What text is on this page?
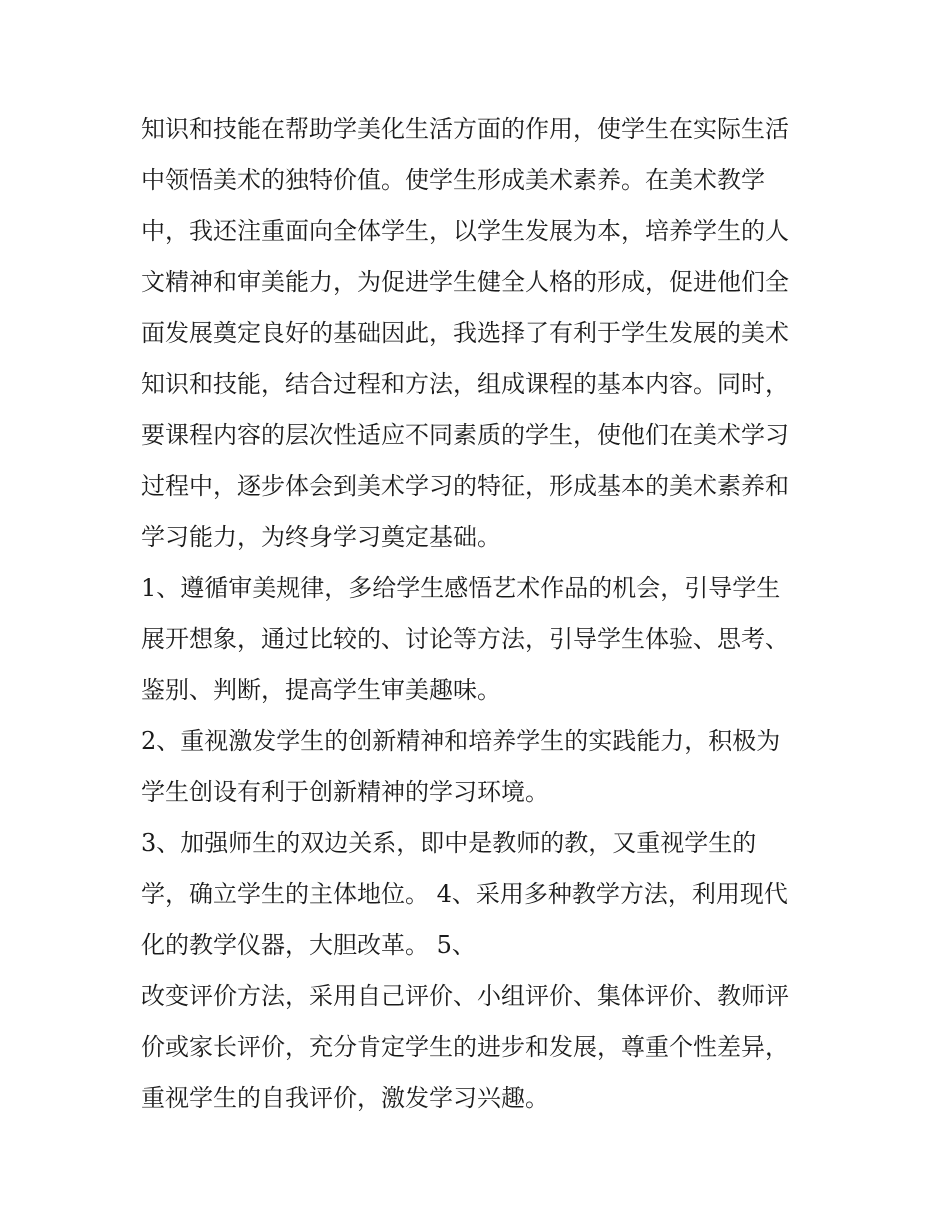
知识和技能在帮助学美化生活方面的作用，使学生在实际生活
中领悟美术的独特价值。使学生形成美术素养。在美术教学
中，我还注重面向全体学生，以学生发展为本，培养学生的人
文精神和审美能力，为促进学生健全人格的形成，促进他们全
面发展奠定良好的基础因此，我选择了有利于学生发展的美术
知识和技能，结合过程和方法，组成课程的基本内容。同时，
要课程内容的层次性适应不同素质的学生，使他们在美术学习
过程中，逐步体会到美术学习的特征，形成基本的美术素养和
学习能力，为终身学习奠定基础。
1、遵循审美规律，多给学生感悟艺术作品的机会，引导学生
展开想象，通过比较的、讨论等方法，引导学生体验、思考、
鉴别、判断，提高学生审美趣味。
2、重视激发学生的创新精神和培养学生的实践能力，积极为
学生创设有利于创新精神的学习环境。
3、加强师生的双边关系，即中是教师的教，又重视学生的
学，确立学生的主体地位。 4、采用多种教学方法，利用现代
化的教学仪器，大胆改革。 5、
改变评价方法，采用自己评价、小组评价、集体评价、教师评
价或家长评价，充分肯定学生的进步和发展，尊重个性差异，
重视学生的自我评价，激发学习兴趣。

::::::

(WRITTEN TASK) Leave the images out and output the remaining material exactly as it stands.

(ANSWER TO THIS PROBLEM)
What text is on this page?
知识和技能在帮助学美化生活方面的作用，使学生在实际生活
中领悟美术的独特价值。使学生形成美术素养。在美术教学
中，我还注重面向全体学生，以学生发展为本，培养学生的人
文精神和审美能力，为促进学生健全人格的形成，促进他们全
面发展奠定良好的基础因此，我选择了有利于学生发展的美术
知识和技能，结合过程和方法，组成课程的基本内容。同时，
要课程内容的层次性适应不同素质的学生，使他们在美术学习
过程中，逐步体会到美术学习的特征，形成基本的美术素养和
学习能力，为终身学习奠定基础。
1、遵循审美规律，多给学生感悟艺术作品的机会，引导学生
展开想象，通过比较的、讨论等方法，引导学生体验、思考、
鉴别、判断，提高学生审美趣味。
2、重视激发学生的创新精神和培养学生的实践能力，积极为
学生创设有利于创新精神的学习环境。
3、加强师生的双边关系，即中是教师的教，又重视学生的
学，确立学生的主体地位。 4、采用多种教学方法，利用现代
化的教学仪器，大胆改革。 5、
改变评价方法，采用自己评价、小组评价、集体评价、教师评
价或家长评价，充分肯定学生的进步和发展，尊重个性差异，
重视学生的自我评价，激发学习兴趣。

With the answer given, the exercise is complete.